Entries shown:
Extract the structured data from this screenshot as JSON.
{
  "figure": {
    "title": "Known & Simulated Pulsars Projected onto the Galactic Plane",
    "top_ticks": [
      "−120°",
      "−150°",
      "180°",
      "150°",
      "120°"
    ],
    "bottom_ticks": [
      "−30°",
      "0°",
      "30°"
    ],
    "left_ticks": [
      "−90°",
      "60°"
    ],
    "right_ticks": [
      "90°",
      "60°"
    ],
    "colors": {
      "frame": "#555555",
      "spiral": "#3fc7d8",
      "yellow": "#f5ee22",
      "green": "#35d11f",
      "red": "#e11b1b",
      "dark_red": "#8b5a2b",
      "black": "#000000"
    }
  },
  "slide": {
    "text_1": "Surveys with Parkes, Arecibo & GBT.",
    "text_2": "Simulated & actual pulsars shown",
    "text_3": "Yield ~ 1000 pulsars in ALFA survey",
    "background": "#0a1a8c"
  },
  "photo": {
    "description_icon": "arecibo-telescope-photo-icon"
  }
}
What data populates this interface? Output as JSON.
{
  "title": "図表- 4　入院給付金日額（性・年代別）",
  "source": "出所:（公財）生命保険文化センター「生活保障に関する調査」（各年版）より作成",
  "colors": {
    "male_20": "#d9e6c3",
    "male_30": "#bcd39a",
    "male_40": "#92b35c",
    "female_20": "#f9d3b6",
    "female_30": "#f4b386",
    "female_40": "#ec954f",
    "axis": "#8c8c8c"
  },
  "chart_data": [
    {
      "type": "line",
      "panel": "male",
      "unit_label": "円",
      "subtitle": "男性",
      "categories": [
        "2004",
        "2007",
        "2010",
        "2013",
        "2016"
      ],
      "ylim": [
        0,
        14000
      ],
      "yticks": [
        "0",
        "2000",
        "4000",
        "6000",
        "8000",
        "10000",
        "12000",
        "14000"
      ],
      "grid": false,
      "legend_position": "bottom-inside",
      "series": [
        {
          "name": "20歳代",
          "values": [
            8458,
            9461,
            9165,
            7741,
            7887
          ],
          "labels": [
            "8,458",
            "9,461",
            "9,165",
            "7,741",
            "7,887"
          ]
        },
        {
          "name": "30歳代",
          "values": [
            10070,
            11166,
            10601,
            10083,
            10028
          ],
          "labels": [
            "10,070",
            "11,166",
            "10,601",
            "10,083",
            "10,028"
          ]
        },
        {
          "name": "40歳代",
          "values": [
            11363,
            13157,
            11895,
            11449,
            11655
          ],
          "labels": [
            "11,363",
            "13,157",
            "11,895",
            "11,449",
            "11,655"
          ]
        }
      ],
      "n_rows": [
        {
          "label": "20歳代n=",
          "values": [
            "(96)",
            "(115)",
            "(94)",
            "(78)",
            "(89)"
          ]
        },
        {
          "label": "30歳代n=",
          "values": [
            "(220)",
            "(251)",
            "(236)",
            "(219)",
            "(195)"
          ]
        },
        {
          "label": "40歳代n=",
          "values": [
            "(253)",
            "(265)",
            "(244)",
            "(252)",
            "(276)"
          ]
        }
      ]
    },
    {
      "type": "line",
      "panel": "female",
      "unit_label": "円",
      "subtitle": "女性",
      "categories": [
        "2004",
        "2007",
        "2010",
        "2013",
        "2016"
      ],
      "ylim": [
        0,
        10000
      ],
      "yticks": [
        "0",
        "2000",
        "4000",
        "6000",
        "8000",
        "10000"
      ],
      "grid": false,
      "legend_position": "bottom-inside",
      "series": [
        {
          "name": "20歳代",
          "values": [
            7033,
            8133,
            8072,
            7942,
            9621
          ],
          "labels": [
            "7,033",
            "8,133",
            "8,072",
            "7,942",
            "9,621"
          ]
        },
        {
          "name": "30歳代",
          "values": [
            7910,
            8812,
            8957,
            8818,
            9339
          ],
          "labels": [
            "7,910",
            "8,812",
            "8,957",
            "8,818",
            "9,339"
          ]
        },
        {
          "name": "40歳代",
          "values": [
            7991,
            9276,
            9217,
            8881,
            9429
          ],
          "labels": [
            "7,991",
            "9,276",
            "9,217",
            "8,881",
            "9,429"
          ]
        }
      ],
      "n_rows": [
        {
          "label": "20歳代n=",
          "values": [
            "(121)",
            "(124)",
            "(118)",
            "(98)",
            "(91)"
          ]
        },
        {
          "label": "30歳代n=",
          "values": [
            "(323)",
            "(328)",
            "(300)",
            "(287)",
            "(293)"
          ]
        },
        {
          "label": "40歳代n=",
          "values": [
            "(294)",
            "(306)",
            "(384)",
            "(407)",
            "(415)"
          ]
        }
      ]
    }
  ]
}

What to work on:
Every record shown above must be echoed exactly.

Solution to this task:
Extract the structured data from this screenshot as JSON.
{
  "figure": {
    "title": "Known & Simulated Pulsars Projected onto the Galactic Plane",
    "top_ticks": [
      "−120°",
      "−150°",
      "180°",
      "150°",
      "120°"
    ],
    "bottom_ticks": [
      "−30°",
      "0°",
      "30°"
    ],
    "left_ticks": [
      "−90°",
      "60°"
    ],
    "right_ticks": [
      "90°",
      "60°"
    ],
    "colors": {
      "frame": "#555555",
      "spiral": "#3fc7d8",
      "yellow": "#f5ee22",
      "green": "#35d11f",
      "red": "#e11b1b",
      "dark_red": "#8b5a2b",
      "black": "#000000"
    }
  },
  "slide": {
    "text_1": "Surveys with Parkes, Arecibo & GBT.",
    "text_2": "Simulated & actual pulsars shown",
    "text_3": "Yield ~ 1000 pulsars in ALFA survey",
    "background": "#0a1a8c"
  },
  "photo": {
    "description_icon": "arecibo-telescope-photo-icon"
  }
}
What data populates this interface? Output as JSON.
{
  "title": "図表- 4　入院給付金日額（性・年代別）",
  "source": "出所:（公財）生命保険文化センター「生活保障に関する調査」（各年版）より作成",
  "colors": {
    "male_20": "#d9e6c3",
    "male_30": "#bcd39a",
    "male_40": "#92b35c",
    "female_20": "#f9d3b6",
    "female_30": "#f4b386",
    "female_40": "#ec954f",
    "axis": "#8c8c8c"
  },
  "chart_data": [
    {
      "type": "line",
      "panel": "male",
      "unit_label": "円",
      "subtitle": "男性",
      "categories": [
        "2004",
        "2007",
        "2010",
        "2013",
        "2016"
      ],
      "ylim": [
        0,
        14000
      ],
      "yticks": [
        "0",
        "2000",
        "4000",
        "6000",
        "8000",
        "10000",
        "12000",
        "14000"
      ],
      "grid": false,
      "legend_position": "bottom-inside",
      "series": [
        {
          "name": "20歳代",
          "values": [
            8458,
            9461,
            9165,
            7741,
            7887
          ],
          "labels": [
            "8,458",
            "9,461",
            "9,165",
            "7,741",
            "7,887"
          ]
        },
        {
          "name": "30歳代",
          "values": [
            10070,
            11166,
            10601,
            10083,
            10028
          ],
          "labels": [
            "10,070",
            "11,166",
            "10,601",
            "10,083",
            "10,028"
          ]
        },
        {
          "name": "40歳代",
          "values": [
            11363,
            13157,
            11895,
            11449,
            11655
          ],
          "labels": [
            "11,363",
            "13,157",
            "11,895",
            "11,449",
            "11,655"
          ]
        }
      ],
      "n_rows": [
        {
          "label": "20歳代n=",
          "values": [
            "(96)",
            "(115)",
            "(94)",
            "(78)",
            "(89)"
          ]
        },
        {
          "label": "30歳代n=",
          "values": [
            "(220)",
            "(251)",
            "(236)",
            "(219)",
            "(195)"
          ]
        },
        {
          "label": "40歳代n=",
          "values": [
            "(253)",
            "(265)",
            "(244)",
            "(252)",
            "(276)"
          ]
        }
      ]
    },
    {
      "type": "line",
      "panel": "female",
      "unit_label": "円",
      "subtitle": "女性",
      "categories": [
        "2004",
        "2007",
        "2010",
        "2013",
        "2016"
      ],
      "ylim": [
        0,
        10000
      ],
      "yticks": [
        "0",
        "2000",
        "4000",
        "6000",
        "8000",
        "10000"
      ],
      "grid": false,
      "legend_position": "bottom-inside",
      "series": [
        {
          "name": "20歳代",
          "values": [
            7033,
            8133,
            8072,
            7942,
            9621
          ],
          "labels": [
            "7,033",
            "8,133",
            "8,072",
            "7,942",
            "9,621"
          ]
        },
        {
          "name": "30歳代",
          "values": [
            7910,
            8812,
            8957,
            8818,
            9339
          ],
          "labels": [
            "7,910",
            "8,812",
            "8,957",
            "8,818",
            "9,339"
          ]
        },
        {
          "name": "40歳代",
          "values": [
            7991,
            9276,
            9217,
            8881,
            9429
          ],
          "labels": [
            "7,991",
            "9,276",
            "9,217",
            "8,881",
            "9,429"
          ]
        }
      ],
      "n_rows": [
        {
          "label": "20歳代n=",
          "values": [
            "(121)",
            "(124)",
            "(118)",
            "(98)",
            "(91)"
          ]
        },
        {
          "label": "30歳代n=",
          "values": [
            "(323)",
            "(328)",
            "(300)",
            "(287)",
            "(293)"
          ]
        },
        {
          "label": "40歳代n=",
          "values": [
            "(294)",
            "(306)",
            "(384)",
            "(407)",
            "(415)"
          ]
        }
      ]
    }
  ]
}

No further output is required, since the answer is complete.